*SET PROBLEM:* Reproduce the listing below in its entirety. Change nothing.

*THE DATA:*
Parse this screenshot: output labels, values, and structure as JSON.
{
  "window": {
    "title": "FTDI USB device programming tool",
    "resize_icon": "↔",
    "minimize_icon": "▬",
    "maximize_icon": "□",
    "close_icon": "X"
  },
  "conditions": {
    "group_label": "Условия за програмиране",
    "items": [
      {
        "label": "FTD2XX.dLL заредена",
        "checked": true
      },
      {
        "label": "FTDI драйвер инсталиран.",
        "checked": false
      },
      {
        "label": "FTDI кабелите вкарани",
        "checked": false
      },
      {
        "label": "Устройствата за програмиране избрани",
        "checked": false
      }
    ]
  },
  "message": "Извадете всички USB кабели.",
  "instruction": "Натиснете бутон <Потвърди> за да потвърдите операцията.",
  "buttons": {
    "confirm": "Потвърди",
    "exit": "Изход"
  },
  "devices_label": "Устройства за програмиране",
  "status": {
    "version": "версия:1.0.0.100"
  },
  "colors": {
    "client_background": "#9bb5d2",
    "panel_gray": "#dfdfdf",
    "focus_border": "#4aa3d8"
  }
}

*EXERCISE OUTPUT:*
Parse this screenshot: output labels, values, and structure as JSON.
{
  "window": {
    "title": "FTDI USB device programming tool",
    "resize_icon": "↔",
    "minimize_icon": "▬",
    "maximize_icon": "□",
    "close_icon": "X"
  },
  "conditions": {
    "group_label": "Условия за програмиране",
    "items": [
      {
        "label": "FTD2XX.dLL заредена",
        "checked": true
      },
      {
        "label": "FTDI драйвер инсталиран.",
        "checked": false
      },
      {
        "label": "FTDI кабелите вкарани",
        "checked": false
      },
      {
        "label": "Устройствата за програмиране избрани",
        "checked": false
      }
    ]
  },
  "message": "Извадете всички USB кабели.",
  "instruction": "Натиснете бутон <Потвърди> за да потвърдите операцията.",
  "buttons": {
    "confirm": "Потвърди",
    "exit": "Изход"
  },
  "devices_label": "Устройства за програмиране",
  "status": {
    "version": "версия:1.0.0.100"
  },
  "colors": {
    "client_background": "#9bb5d2",
    "panel_gray": "#dfdfdf",
    "focus_border": "#4aa3d8"
  }
}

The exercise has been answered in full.